▶ _Directions_
Copy every line of the data that contains the string "Effect".

>> Begin Data shown

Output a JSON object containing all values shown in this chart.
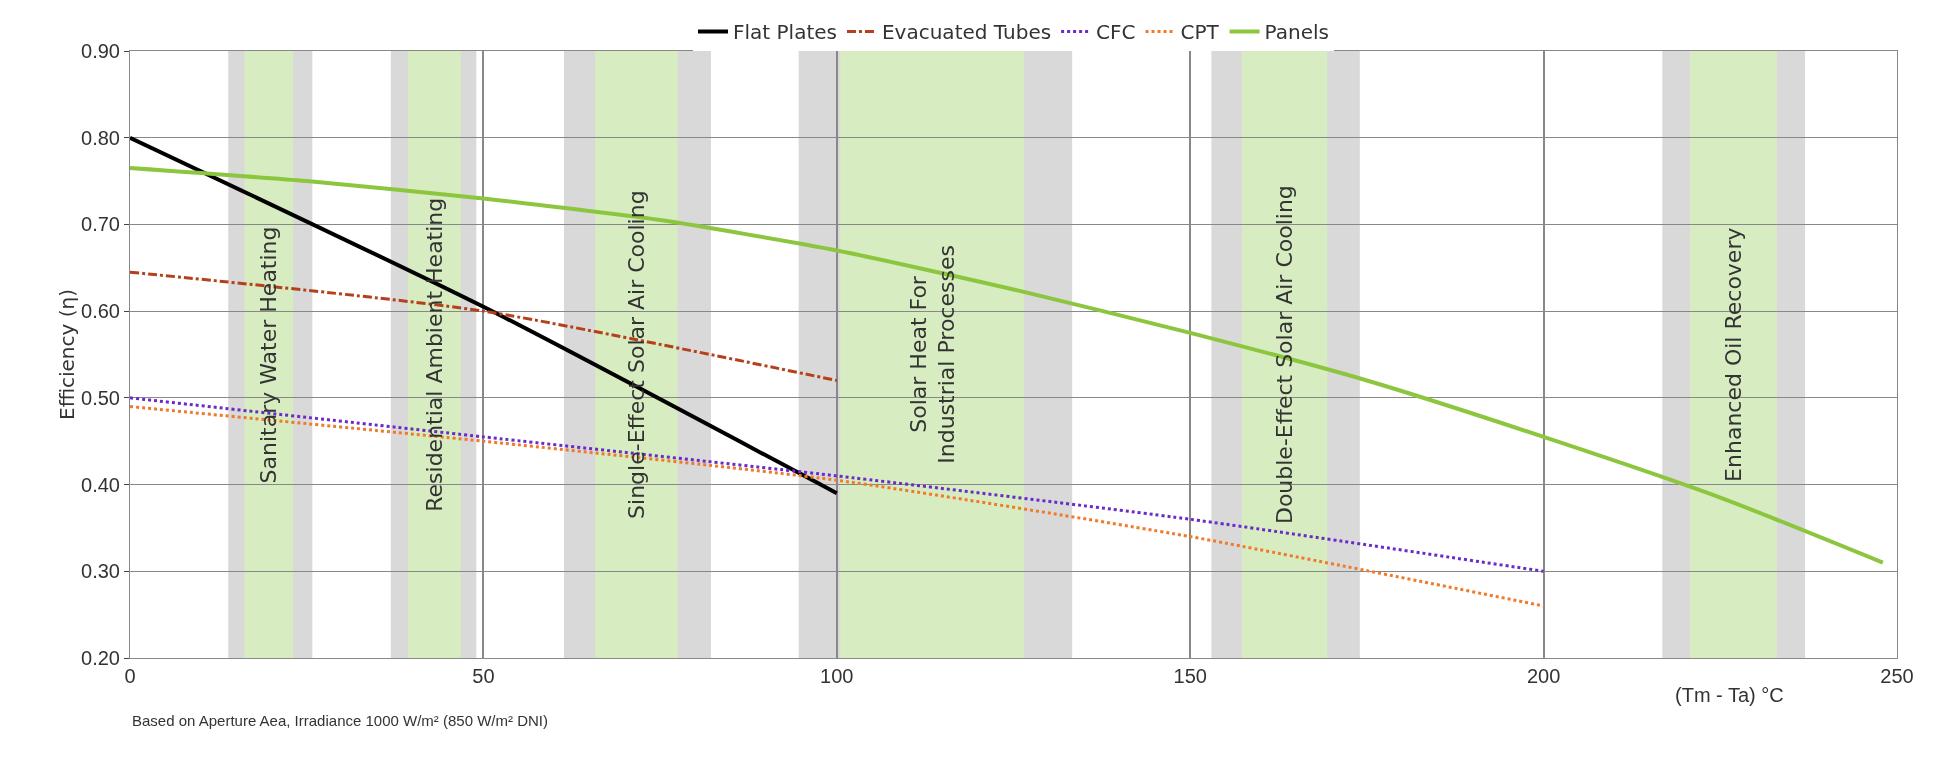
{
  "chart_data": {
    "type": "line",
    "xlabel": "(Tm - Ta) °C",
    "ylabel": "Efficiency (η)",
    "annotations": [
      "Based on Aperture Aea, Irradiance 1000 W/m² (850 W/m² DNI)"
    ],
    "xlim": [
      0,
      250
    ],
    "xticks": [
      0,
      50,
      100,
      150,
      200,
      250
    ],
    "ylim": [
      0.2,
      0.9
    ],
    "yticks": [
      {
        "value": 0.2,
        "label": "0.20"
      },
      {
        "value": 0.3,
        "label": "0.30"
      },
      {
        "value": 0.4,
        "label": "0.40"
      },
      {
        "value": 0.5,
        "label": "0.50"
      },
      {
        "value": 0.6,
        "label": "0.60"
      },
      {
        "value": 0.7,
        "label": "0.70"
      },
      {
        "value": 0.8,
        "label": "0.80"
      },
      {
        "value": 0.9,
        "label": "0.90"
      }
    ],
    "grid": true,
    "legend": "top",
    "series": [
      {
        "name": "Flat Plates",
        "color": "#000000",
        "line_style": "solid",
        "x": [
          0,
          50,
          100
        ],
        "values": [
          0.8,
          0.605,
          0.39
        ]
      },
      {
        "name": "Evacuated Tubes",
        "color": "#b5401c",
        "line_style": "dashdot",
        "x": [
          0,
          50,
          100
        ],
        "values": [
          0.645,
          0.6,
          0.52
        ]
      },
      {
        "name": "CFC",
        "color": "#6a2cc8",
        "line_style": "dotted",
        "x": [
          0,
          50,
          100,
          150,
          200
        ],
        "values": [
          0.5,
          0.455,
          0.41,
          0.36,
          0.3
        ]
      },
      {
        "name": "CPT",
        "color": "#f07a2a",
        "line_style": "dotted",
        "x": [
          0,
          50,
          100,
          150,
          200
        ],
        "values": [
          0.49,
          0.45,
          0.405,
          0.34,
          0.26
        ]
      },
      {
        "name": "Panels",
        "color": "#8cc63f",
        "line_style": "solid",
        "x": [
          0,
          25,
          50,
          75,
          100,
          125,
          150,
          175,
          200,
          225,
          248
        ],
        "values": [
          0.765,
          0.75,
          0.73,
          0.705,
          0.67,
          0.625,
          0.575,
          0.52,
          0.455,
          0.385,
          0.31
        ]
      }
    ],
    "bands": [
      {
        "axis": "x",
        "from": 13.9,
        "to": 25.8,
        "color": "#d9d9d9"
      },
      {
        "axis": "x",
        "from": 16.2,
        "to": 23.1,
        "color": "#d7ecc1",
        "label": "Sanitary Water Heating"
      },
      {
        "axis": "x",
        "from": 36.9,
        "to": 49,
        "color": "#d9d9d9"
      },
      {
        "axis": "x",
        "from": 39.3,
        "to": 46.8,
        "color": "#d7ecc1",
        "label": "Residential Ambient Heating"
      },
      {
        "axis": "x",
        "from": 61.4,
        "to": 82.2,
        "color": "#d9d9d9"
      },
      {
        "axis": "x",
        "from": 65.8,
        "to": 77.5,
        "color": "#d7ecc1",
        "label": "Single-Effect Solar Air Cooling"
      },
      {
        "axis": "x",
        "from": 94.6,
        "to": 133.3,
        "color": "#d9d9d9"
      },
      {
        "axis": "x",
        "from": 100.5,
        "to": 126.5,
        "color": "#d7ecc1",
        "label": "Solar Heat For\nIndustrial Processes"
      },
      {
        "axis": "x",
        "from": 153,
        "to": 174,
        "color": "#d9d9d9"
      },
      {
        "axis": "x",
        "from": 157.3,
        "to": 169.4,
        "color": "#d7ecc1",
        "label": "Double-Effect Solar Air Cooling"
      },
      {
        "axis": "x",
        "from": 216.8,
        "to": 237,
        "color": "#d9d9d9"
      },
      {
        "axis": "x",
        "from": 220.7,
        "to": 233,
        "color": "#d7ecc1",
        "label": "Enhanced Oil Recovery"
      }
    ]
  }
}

>> End Data shown

▶ _Exercise output_
        "label": "Single-Effect Solar Air Cooling"
        "label": "Double-Effect Solar Air Cooling"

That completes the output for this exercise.